WORK REQUIRED | Collect every line below that contains the word "Ratios".

^^^^^^^^^^^^^^^^

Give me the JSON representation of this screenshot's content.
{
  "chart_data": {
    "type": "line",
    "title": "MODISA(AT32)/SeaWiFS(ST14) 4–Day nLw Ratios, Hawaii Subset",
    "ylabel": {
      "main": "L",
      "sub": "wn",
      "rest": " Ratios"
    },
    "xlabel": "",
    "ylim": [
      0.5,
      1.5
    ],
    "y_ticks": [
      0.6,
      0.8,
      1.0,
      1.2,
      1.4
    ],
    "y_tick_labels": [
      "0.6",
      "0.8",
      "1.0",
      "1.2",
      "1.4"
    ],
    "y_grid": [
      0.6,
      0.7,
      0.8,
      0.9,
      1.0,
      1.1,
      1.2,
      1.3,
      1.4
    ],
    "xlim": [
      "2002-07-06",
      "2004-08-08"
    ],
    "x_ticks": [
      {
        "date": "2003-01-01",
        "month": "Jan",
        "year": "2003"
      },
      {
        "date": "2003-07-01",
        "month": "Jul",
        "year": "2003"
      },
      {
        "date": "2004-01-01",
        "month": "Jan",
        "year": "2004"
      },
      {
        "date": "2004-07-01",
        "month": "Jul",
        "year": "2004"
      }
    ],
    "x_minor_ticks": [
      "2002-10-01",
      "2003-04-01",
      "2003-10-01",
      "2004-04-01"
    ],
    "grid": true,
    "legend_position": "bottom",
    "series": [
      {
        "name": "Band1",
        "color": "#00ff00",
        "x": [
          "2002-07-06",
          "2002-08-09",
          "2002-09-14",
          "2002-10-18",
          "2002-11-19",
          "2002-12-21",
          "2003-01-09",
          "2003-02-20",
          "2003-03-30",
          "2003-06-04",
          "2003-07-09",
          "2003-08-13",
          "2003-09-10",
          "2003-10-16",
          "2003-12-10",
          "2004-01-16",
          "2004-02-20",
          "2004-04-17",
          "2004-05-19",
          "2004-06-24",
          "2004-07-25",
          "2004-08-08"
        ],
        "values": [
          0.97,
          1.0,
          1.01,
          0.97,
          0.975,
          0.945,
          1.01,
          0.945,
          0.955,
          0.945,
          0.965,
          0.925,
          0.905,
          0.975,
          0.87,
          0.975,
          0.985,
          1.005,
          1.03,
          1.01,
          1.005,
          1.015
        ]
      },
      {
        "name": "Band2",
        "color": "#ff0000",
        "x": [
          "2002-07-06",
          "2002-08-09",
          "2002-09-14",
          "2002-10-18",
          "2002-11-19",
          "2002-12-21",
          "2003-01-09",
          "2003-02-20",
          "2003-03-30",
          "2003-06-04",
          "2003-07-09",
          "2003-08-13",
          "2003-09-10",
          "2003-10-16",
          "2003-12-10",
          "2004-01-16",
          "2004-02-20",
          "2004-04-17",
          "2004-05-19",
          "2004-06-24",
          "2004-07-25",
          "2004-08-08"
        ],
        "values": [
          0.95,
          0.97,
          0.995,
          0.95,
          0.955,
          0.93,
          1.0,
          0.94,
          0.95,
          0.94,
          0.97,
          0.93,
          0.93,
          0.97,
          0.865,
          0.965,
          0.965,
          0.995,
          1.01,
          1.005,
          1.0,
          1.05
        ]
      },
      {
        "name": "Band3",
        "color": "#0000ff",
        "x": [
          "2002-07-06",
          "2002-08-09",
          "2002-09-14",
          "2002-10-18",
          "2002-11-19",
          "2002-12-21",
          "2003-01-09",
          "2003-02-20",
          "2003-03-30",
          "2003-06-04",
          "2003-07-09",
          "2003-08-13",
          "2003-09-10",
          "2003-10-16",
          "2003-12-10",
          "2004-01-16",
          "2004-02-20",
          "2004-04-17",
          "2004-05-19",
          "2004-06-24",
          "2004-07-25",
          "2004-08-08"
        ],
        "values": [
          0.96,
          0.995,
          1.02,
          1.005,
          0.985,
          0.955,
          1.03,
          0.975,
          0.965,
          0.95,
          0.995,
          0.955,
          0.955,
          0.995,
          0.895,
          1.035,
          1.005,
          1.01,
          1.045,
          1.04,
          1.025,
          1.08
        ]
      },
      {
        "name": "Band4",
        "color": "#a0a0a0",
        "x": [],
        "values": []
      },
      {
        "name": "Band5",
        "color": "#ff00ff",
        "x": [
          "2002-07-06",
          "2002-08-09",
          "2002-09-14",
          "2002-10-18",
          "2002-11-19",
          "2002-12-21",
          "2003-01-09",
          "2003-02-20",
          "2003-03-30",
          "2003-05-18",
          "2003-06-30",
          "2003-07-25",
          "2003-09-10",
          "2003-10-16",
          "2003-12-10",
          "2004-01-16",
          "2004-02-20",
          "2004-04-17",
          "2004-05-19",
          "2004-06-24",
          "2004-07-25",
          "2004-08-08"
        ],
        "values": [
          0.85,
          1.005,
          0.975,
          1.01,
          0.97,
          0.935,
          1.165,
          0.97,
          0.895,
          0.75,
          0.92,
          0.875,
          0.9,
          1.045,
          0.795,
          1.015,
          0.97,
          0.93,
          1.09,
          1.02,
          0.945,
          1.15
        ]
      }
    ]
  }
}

^^^^^^^^^^^^^^^^

WRITTEN RESPONSE |
    "title": "MODISA(AT32)/SeaWiFS(ST14) 4–Day nLw Ratios, Hawaii Subset",
      "rest": " Ratios"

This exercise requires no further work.